CHALLENGE:
Print the whole listing exactly.

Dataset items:
══════

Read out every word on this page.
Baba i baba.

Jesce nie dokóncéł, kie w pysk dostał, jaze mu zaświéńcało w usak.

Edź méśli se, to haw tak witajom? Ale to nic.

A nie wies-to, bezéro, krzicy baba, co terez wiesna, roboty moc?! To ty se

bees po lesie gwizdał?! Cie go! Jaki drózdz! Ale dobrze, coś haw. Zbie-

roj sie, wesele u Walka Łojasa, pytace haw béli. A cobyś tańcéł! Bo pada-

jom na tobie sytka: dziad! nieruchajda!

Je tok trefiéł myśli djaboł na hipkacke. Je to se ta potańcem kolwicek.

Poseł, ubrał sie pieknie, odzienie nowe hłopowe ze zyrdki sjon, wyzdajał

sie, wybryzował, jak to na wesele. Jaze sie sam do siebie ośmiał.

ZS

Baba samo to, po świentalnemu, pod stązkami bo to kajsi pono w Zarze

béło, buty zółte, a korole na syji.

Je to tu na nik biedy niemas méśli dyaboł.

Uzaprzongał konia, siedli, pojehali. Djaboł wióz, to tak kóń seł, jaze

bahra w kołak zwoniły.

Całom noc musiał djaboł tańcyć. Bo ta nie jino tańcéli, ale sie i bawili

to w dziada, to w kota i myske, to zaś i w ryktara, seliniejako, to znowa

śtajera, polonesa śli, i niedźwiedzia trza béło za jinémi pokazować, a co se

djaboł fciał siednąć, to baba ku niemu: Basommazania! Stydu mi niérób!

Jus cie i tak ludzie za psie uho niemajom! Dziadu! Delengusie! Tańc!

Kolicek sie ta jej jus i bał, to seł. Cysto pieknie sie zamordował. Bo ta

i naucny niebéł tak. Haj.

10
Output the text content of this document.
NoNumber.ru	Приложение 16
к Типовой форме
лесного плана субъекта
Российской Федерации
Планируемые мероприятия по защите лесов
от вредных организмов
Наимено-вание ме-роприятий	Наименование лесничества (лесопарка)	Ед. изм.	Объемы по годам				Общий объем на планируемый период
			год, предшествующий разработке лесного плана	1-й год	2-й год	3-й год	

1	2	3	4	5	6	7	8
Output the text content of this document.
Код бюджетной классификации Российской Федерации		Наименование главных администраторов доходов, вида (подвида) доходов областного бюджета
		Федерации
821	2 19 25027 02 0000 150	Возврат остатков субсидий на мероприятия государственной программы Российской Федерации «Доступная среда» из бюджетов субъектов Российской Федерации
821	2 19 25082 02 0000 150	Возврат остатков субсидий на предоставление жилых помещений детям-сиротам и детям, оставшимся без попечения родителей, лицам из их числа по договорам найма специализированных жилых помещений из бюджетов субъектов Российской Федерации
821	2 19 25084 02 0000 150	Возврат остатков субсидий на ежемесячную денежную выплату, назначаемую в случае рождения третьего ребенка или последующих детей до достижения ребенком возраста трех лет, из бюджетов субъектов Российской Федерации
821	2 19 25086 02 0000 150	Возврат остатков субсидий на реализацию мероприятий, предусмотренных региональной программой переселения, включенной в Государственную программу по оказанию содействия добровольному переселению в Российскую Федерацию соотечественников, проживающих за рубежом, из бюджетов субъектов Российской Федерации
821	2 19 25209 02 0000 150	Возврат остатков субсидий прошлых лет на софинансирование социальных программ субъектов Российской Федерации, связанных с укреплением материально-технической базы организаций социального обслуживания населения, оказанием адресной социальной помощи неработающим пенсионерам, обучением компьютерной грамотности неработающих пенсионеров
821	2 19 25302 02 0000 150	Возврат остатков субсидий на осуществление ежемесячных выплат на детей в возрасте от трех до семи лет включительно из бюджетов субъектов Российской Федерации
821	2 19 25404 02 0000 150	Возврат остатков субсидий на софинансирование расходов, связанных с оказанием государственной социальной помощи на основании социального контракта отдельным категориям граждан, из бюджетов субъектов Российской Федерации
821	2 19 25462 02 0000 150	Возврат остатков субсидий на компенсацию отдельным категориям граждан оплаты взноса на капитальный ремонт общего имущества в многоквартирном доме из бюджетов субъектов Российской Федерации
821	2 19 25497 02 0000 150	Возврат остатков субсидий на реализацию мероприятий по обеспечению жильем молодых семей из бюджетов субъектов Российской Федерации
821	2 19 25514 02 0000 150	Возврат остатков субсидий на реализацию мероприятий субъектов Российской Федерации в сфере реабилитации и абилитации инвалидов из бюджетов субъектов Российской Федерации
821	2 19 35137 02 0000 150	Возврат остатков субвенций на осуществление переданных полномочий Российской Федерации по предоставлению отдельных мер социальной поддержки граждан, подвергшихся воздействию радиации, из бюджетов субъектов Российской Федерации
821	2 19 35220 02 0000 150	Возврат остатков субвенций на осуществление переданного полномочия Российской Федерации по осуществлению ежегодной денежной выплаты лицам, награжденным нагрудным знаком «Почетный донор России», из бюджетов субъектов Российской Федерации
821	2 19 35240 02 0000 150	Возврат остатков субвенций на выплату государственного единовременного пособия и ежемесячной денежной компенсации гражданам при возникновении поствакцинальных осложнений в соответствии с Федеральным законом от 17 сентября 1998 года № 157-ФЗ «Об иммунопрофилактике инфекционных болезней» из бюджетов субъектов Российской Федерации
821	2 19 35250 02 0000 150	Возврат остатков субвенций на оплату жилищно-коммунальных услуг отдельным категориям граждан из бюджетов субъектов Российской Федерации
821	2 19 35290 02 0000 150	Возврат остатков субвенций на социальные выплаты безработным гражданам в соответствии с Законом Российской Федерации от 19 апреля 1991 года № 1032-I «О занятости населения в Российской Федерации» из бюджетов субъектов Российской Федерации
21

══════

RESPONSE TO THE TASK:
Read out every word on this page.
Baba i baba.

Jesce nie dokóncéł, kie w pysk dostał, jaze mu zaświéńcało w usak.

Edź méśli se, to haw tak witajom? Ale to nic.

A nie wies-to, bezéro, krzicy baba, co terez wiesna, roboty moc?! To ty se

bees po lesie gwizdał?! Cie go! Jaki drózdz! Ale dobrze, coś haw. Zbie-

roj sie, wesele u Walka Łojasa, pytace haw béli. A cobyś tańcéł! Bo pada-

jom na tobie sytka: dziad! nieruchajda!

Je tok trefiéł myśli djaboł na hipkacke. Je to se ta potańcem kolwicek.

Poseł, ubrał sie pieknie, odzienie nowe hłopowe ze zyrdki sjon, wyzdajał

sie, wybryzował, jak to na wesele. Jaze sie sam do siebie ośmiał.

ZS

Baba samo to, po świentalnemu, pod stązkami bo to kajsi pono w Zarze

béło, buty zółte, a korole na syji.

Je to tu na nik biedy niemas méśli dyaboł.

Uzaprzongał konia, siedli, pojehali. Djaboł wióz, to tak kóń seł, jaze

bahra w kołak zwoniły.

Całom noc musiał djaboł tańcyć. Bo ta nie jino tańcéli, ale sie i bawili

to w dziada, to w kota i myske, to zaś i w ryktara, seliniejako, to znowa

śtajera, polonesa śli, i niedźwiedzia trza béło za jinémi pokazować, a co se

djaboł fciał siednąć, to baba ku niemu: Basommazania! Stydu mi niérób!

Jus cie i tak ludzie za psie uho niemajom! Dziadu! Delengusie! Tańc!

Kolicek sie ta jej jus i bał, to seł. Cysto pieknie sie zamordował. Bo ta

i naucny niebéł tak. Haj.

10
Output the text content of this document.
NoNumber.ru	Приложение 16
к Типовой форме
лесного плана субъекта
Российской Федерации
Планируемые мероприятия по защите лесов
от вредных организмов
Наимено-вание ме-роприятий	Наименование лесничества (лесопарка)	Ед. изм.	Объемы по годам				Общий объем на планируемый период
			год, предшествующий разработке лесного плана	1-й год	2-й год	3-й год	

1	2	3	4	5	6	7	8
Output the text content of this document.
Код бюджетной классификации Российской Федерации		Наименование главных администраторов доходов, вида (подвида) доходов областного бюджета
		Федерации
821	2 19 25027 02 0000 150	Возврат остатков субсидий на мероприятия государственной программы Российской Федерации «Доступная среда» из бюджетов субъектов Российской Федерации
821	2 19 25082 02 0000 150	Возврат остатков субсидий на предоставление жилых помещений детям-сиротам и детям, оставшимся без попечения родителей, лицам из их числа по договорам найма специализированных жилых помещений из бюджетов субъектов Российской Федерации
821	2 19 25084 02 0000 150	Возврат остатков субсидий на ежемесячную денежную выплату, назначаемую в случае рождения третьего ребенка или последующих детей до достижения ребенком возраста трех лет, из бюджетов субъектов Российской Федерации
821	2 19 25086 02 0000 150	Возврат остатков субсидий на реализацию мероприятий, предусмотренных региональной программой переселения, включенной в Государственную программу по оказанию содействия добровольному переселению в Российскую Федерацию соотечественников, проживающих за рубежом, из бюджетов субъектов Российской Федерации
821	2 19 25209 02 0000 150	Возврат остатков субсидий прошлых лет на софинансирование социальных программ субъектов Российской Федерации, связанных с укреплением материально-технической базы организаций социального обслуживания населения, оказанием адресной социальной помощи неработающим пенсионерам, обучением компьютерной грамотности неработающих пенсионеров
821	2 19 25302 02 0000 150	Возврат остатков субсидий на осуществление ежемесячных выплат на детей в возрасте от трех до семи лет включительно из бюджетов субъектов Российской Федерации
821	2 19 25404 02 0000 150	Возврат остатков субсидий на софинансирование расходов, связанных с оказанием государственной социальной помощи на основании социального контракта отдельным категориям граждан, из бюджетов субъектов Российской Федерации
821	2 19 25462 02 0000 150	Возврат остатков субсидий на компенсацию отдельным категориям граждан оплаты взноса на капитальный ремонт общего имущества в многоквартирном доме из бюджетов субъектов Российской Федерации
821	2 19 25497 02 0000 150	Возврат остатков субсидий на реализацию мероприятий по обеспечению жильем молодых семей из бюджетов субъектов Российской Федерации
821	2 19 25514 02 0000 150	Возврат остатков субсидий на реализацию мероприятий субъектов Российской Федерации в сфере реабилитации и абилитации инвалидов из бюджетов субъектов Российской Федерации
821	2 19 35137 02 0000 150	Возврат остатков субвенций на осуществление переданных полномочий Российской Федерации по предоставлению отдельных мер социальной поддержки граждан, подвергшихся воздействию радиации, из бюджетов субъектов Российской Федерации
821	2 19 35220 02 0000 150	Возврат остатков субвенций на осуществление переданного полномочия Российской Федерации по осуществлению ежегодной денежной выплаты лицам, награжденным нагрудным знаком «Почетный донор России», из бюджетов субъектов Российской Федерации
821	2 19 35240 02 0000 150	Возврат остатков субвенций на выплату государственного единовременного пособия и ежемесячной денежной компенсации гражданам при возникновении поствакцинальных осложнений в соответствии с Федеральным законом от 17 сентября 1998 года № 157-ФЗ «Об иммунопрофилактике инфекционных болезней» из бюджетов субъектов Российской Федерации
821	2 19 35250 02 0000 150	Возврат остатков субвенций на оплату жилищно-коммунальных услуг отдельным категориям граждан из бюджетов субъектов Российской Федерации
821	2 19 35290 02 0000 150	Возврат остатков субвенций на социальные выплаты безработным гражданам в соответствии с Законом Российской Федерации от 19 апреля 1991 года № 1032-I «О занятости населения в Российской Федерации» из бюджетов субъектов Российской Федерации
21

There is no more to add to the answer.